_What this task involves_: Look through the data below and return each line where "side" appears.

═══ Source records ═══

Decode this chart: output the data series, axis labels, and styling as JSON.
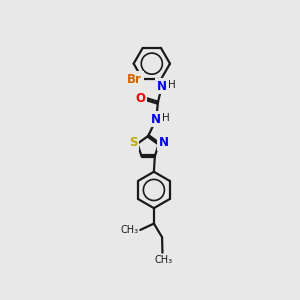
{
  "bg_color": "#e8e8e8",
  "bond_color": "#1a1a1a",
  "bond_width": 1.6,
  "colors": {
    "N": "#0000ee",
    "O": "#ee0000",
    "S": "#bbaa00",
    "Br": "#cc6600",
    "C": "#1a1a1a",
    "H": "#1a1a1a"
  },
  "font_size": 8.5,
  "fig_size": [
    3.0,
    3.0
  ],
  "dpi": 100
}
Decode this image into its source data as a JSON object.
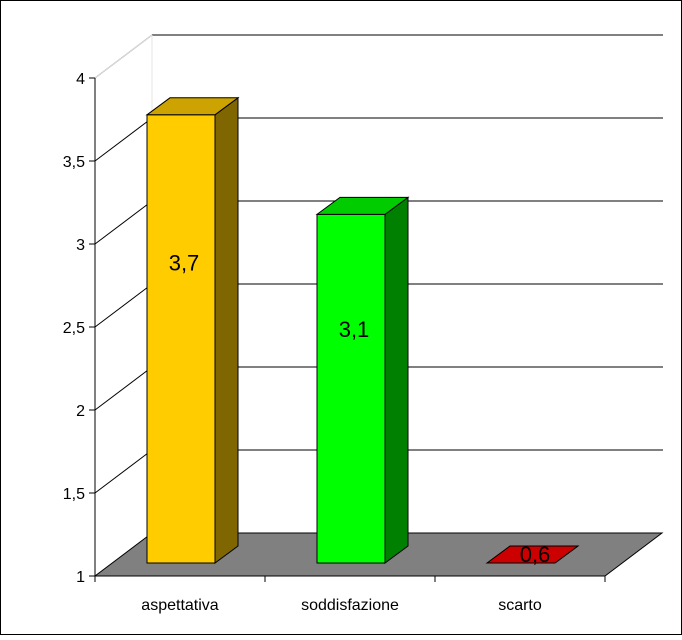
{
  "chart_data": {
    "type": "bar",
    "categories": [
      "aspettativa",
      "soddisfazione",
      "scarto"
    ],
    "values": [
      3.7,
      3.1,
      0.6
    ],
    "data_labels": [
      "3,7",
      "3,1",
      "0,6"
    ],
    "ylim": [
      1,
      4
    ],
    "yticks": [
      1,
      1.5,
      2,
      2.5,
      3,
      3.5,
      4
    ],
    "ytick_labels": [
      "1",
      "1,5",
      "2",
      "2,5",
      "3",
      "3,5",
      "4"
    ],
    "grid": true,
    "legend": "none",
    "style": "3d-column",
    "colors": {
      "aspettativa": {
        "front": "#FFCC00",
        "side": "#806600",
        "top": "#CCA300"
      },
      "soddisfazione": {
        "front": "#00FF00",
        "side": "#008000",
        "top": "#00CC00"
      },
      "scarto": {
        "front": "#CC0000",
        "side": "#800000",
        "top": "#CC0000"
      },
      "floor": "#808080",
      "gridline": "#000000"
    }
  }
}
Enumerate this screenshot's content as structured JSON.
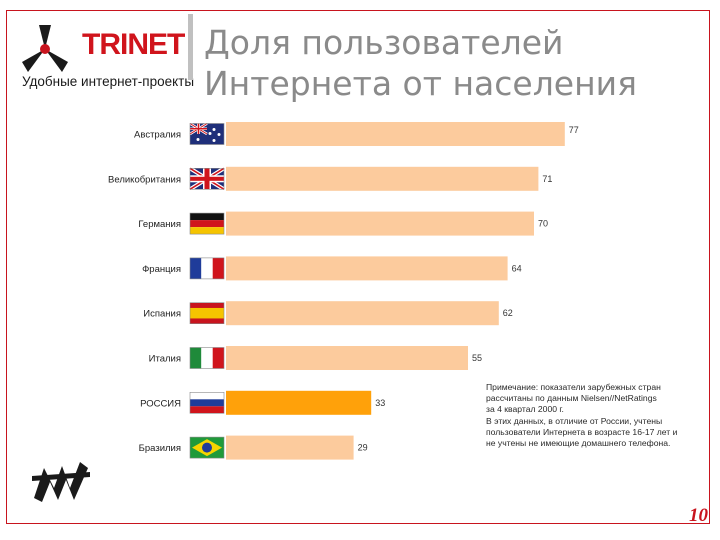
{
  "header": {
    "brand": "TRINET",
    "tagline": "Удобные интернет-проекты",
    "title_line1": "Доля пользователей",
    "title_line2": "Интернета от населения"
  },
  "chart_data": {
    "type": "bar",
    "orientation": "horizontal",
    "categories": [
      "Австралия",
      "Великобритания",
      "Германия",
      "Франция",
      "Испания",
      "Италия",
      "РОССИЯ",
      "Бразилия"
    ],
    "values": [
      77,
      71,
      70,
      64,
      62,
      55,
      33,
      29
    ],
    "value_labels": [
      "77",
      "71",
      "70",
      "64",
      "62",
      "55",
      "33",
      "29"
    ],
    "flags": [
      "australia",
      "uk",
      "germany",
      "france",
      "spain",
      "italy",
      "russia",
      "brazil"
    ],
    "highlight_index": 6,
    "colors": {
      "bar": "#fccb9d",
      "highlight": "#ffa10a",
      "label": "#333333"
    },
    "grid": false,
    "legend": "none"
  },
  "note": {
    "lines": [
      "Примечание: показатели зарубежных стран",
      "рассчитаны по данным Nielsen//NetRatings",
      "за 4 квартал 2000 г.",
      "В этих данных, в отличие от России, учтены",
      "пользователи Интернета в возрасте 16-17 лет и",
      "не учтены не имеющие домашнего телефона."
    ]
  },
  "footer": {
    "page_number": "10"
  },
  "colors": {
    "accent": "#c8141e",
    "title": "#8a8a8a"
  }
}
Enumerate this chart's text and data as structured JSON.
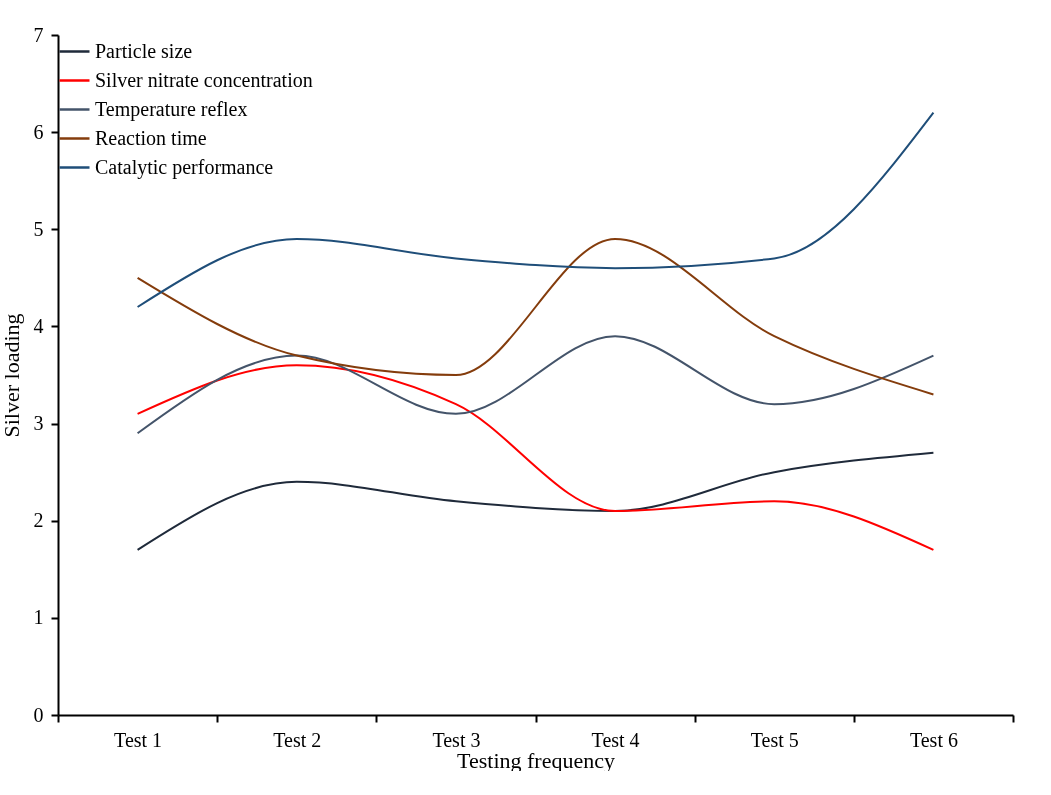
{
  "chart_data": {
    "type": "line",
    "xlabel": "Testing frequency",
    "ylabel": "Silver loading",
    "categories": [
      "Test 1",
      "Test 2",
      "Test 3",
      "Test 4",
      "Test 5",
      "Test 6"
    ],
    "series": [
      {
        "name": "Particle size",
        "color": "#1f2a3a",
        "values": [
          1.7,
          2.4,
          2.2,
          2.1,
          2.5,
          2.7
        ]
      },
      {
        "name": "Silver nitrate concentration",
        "color": "#ff0000",
        "values": [
          3.1,
          3.6,
          3.2,
          2.1,
          2.2,
          1.7
        ]
      },
      {
        "name": "Temperature reflex",
        "color": "#44546a",
        "values": [
          2.9,
          3.7,
          3.1,
          3.9,
          3.2,
          3.7
        ]
      },
      {
        "name": "Reaction time",
        "color": "#843c0c",
        "values": [
          4.5,
          3.7,
          3.5,
          4.9,
          3.9,
          3.3
        ]
      },
      {
        "name": "Catalytic performance",
        "color": "#1f4e79",
        "values": [
          4.2,
          4.9,
          4.7,
          4.6,
          4.7,
          6.2
        ]
      }
    ],
    "ylim": [
      0,
      7
    ],
    "yticks": [
      0,
      1,
      2,
      3,
      4,
      5,
      6,
      7
    ],
    "grid": false,
    "legend": "top left",
    "marker": "none",
    "line_style": "solid"
  }
}
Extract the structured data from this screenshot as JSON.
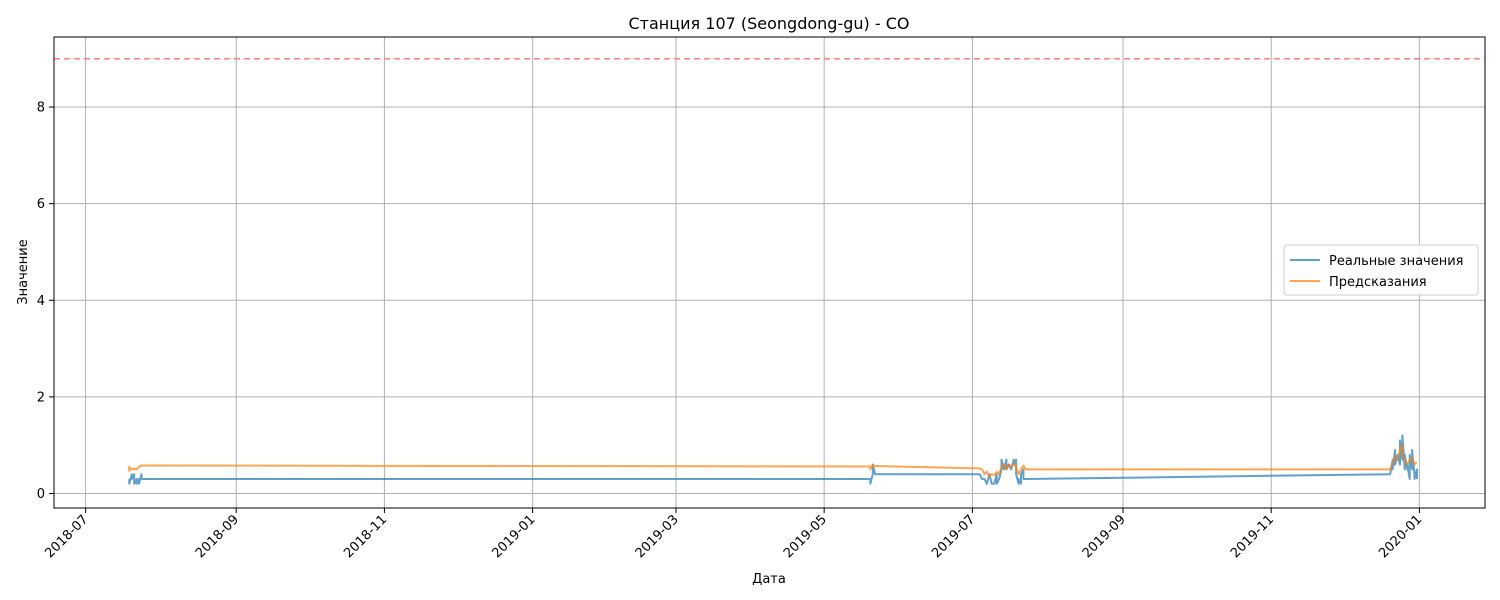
{
  "chart_data": {
    "type": "line",
    "title": "Станция 107 (Seongdong-gu) - CO",
    "xlabel": "Дата",
    "ylabel": "Значение",
    "xlim": [
      "2018-06-18",
      "2020-01-28"
    ],
    "ylim": [
      -0.3,
      9.45
    ],
    "x_ticks": [
      "2018-07",
      "2018-09",
      "2018-11",
      "2019-01",
      "2019-03",
      "2019-05",
      "2019-07",
      "2019-09",
      "2019-11",
      "2020-01"
    ],
    "y_ticks": [
      0,
      2,
      4,
      6,
      8
    ],
    "grid": true,
    "legend_position": "center-right",
    "threshold": {
      "y": 9,
      "color": "#ff7f7f",
      "style": "dashed"
    },
    "series": [
      {
        "name": "Реальные значения",
        "color": "#1f77b4",
        "points": [
          [
            "2018-07-19",
            0.3
          ],
          [
            "2018-07-19",
            0.2
          ],
          [
            "2018-07-20",
            0.4
          ],
          [
            "2018-07-20",
            0.3
          ],
          [
            "2018-07-21",
            0.4
          ],
          [
            "2018-07-21",
            0.2
          ],
          [
            "2018-07-22",
            0.3
          ],
          [
            "2018-07-22",
            0.2
          ],
          [
            "2018-07-23",
            0.3
          ],
          [
            "2018-07-23",
            0.2
          ],
          [
            "2018-07-24",
            0.4
          ],
          [
            "2018-07-24",
            0.3
          ],
          [
            "2019-05-20",
            0.3
          ],
          [
            "2019-05-20",
            0.2
          ],
          [
            "2019-05-21",
            0.4
          ],
          [
            "2019-05-21",
            0.6
          ],
          [
            "2019-05-22",
            0.4
          ],
          [
            "2019-05-23",
            0.4
          ],
          [
            "2019-07-04",
            0.4
          ],
          [
            "2019-07-05",
            0.3
          ],
          [
            "2019-07-06",
            0.3
          ],
          [
            "2019-07-07",
            0.2
          ],
          [
            "2019-07-08",
            0.4
          ],
          [
            "2019-07-09",
            0.2
          ],
          [
            "2019-07-10",
            0.2
          ],
          [
            "2019-07-11",
            0.4
          ],
          [
            "2019-07-11",
            0.2
          ],
          [
            "2019-07-12",
            0.3
          ],
          [
            "2019-07-13",
            0.5
          ],
          [
            "2019-07-13",
            0.7
          ],
          [
            "2019-07-14",
            0.5
          ],
          [
            "2019-07-15",
            0.7
          ],
          [
            "2019-07-15",
            0.5
          ],
          [
            "2019-07-16",
            0.6
          ],
          [
            "2019-07-17",
            0.5
          ],
          [
            "2019-07-18",
            0.7
          ],
          [
            "2019-07-18",
            0.6
          ],
          [
            "2019-07-19",
            0.7
          ],
          [
            "2019-07-19",
            0.4
          ],
          [
            "2019-07-20",
            0.2
          ],
          [
            "2019-07-20",
            0.3
          ],
          [
            "2019-07-21",
            0.2
          ],
          [
            "2019-07-21",
            0.4
          ],
          [
            "2019-07-22",
            0.5
          ],
          [
            "2019-07-22",
            0.3
          ],
          [
            "2019-07-23",
            0.3
          ],
          [
            "2019-12-20",
            0.4
          ],
          [
            "2019-12-21",
            0.7
          ],
          [
            "2019-12-21",
            0.5
          ],
          [
            "2019-12-22",
            0.9
          ],
          [
            "2019-12-22",
            0.6
          ],
          [
            "2019-12-23",
            0.8
          ],
          [
            "2019-12-24",
            0.6
          ],
          [
            "2019-12-24",
            1.1
          ],
          [
            "2019-12-25",
            0.7
          ],
          [
            "2019-12-25",
            1.2
          ],
          [
            "2019-12-26",
            0.5
          ],
          [
            "2019-12-26",
            0.8
          ],
          [
            "2019-12-27",
            0.5
          ],
          [
            "2019-12-27",
            0.6
          ],
          [
            "2019-12-28",
            0.3
          ],
          [
            "2019-12-28",
            0.8
          ],
          [
            "2019-12-29",
            0.5
          ],
          [
            "2019-12-29",
            0.9
          ],
          [
            "2019-12-30",
            0.4
          ],
          [
            "2019-12-30",
            0.3
          ],
          [
            "2019-12-31",
            0.5
          ],
          [
            "2019-12-31",
            0.3
          ]
        ]
      },
      {
        "name": "Предсказания",
        "color": "#ff7f0e",
        "points": [
          [
            "2018-07-19",
            0.45
          ],
          [
            "2018-07-19",
            0.55
          ],
          [
            "2018-07-20",
            0.5
          ],
          [
            "2018-07-21",
            0.52
          ],
          [
            "2018-07-22",
            0.5
          ],
          [
            "2018-07-23",
            0.55
          ],
          [
            "2018-07-24",
            0.58
          ],
          [
            "2018-07-25",
            0.58
          ],
          [
            "2019-05-20",
            0.56
          ],
          [
            "2019-05-20",
            0.5
          ],
          [
            "2019-05-21",
            0.6
          ],
          [
            "2019-05-21",
            0.55
          ],
          [
            "2019-05-22",
            0.57
          ],
          [
            "2019-07-04",
            0.52
          ],
          [
            "2019-07-05",
            0.5
          ],
          [
            "2019-07-06",
            0.4
          ],
          [
            "2019-07-07",
            0.45
          ],
          [
            "2019-07-08",
            0.35
          ],
          [
            "2019-07-09",
            0.4
          ],
          [
            "2019-07-10",
            0.38
          ],
          [
            "2019-07-11",
            0.45
          ],
          [
            "2019-07-12",
            0.4
          ],
          [
            "2019-07-13",
            0.55
          ],
          [
            "2019-07-14",
            0.6
          ],
          [
            "2019-07-15",
            0.5
          ],
          [
            "2019-07-16",
            0.6
          ],
          [
            "2019-07-17",
            0.55
          ],
          [
            "2019-07-18",
            0.62
          ],
          [
            "2019-07-19",
            0.55
          ],
          [
            "2019-07-20",
            0.4
          ],
          [
            "2019-07-21",
            0.5
          ],
          [
            "2019-07-22",
            0.58
          ],
          [
            "2019-07-23",
            0.5
          ],
          [
            "2019-12-20",
            0.5
          ],
          [
            "2019-12-21",
            0.65
          ],
          [
            "2019-12-22",
            0.75
          ],
          [
            "2019-12-23",
            0.7
          ],
          [
            "2019-12-24",
            0.9
          ],
          [
            "2019-12-25",
            1.0
          ],
          [
            "2019-12-25",
            0.8
          ],
          [
            "2019-12-26",
            0.7
          ],
          [
            "2019-12-27",
            0.6
          ],
          [
            "2019-12-28",
            0.7
          ],
          [
            "2019-12-29",
            0.75
          ],
          [
            "2019-12-30",
            0.6
          ],
          [
            "2019-12-31",
            0.65
          ]
        ]
      }
    ]
  }
}
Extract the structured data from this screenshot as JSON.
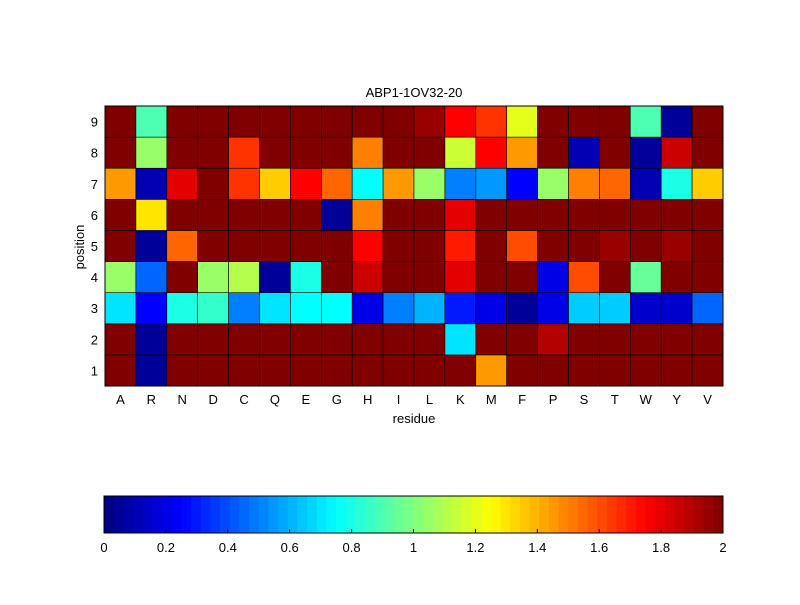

═══

_Task output_:
        "side": "#806600",
        "side": "#008000",
        "side": "#800000",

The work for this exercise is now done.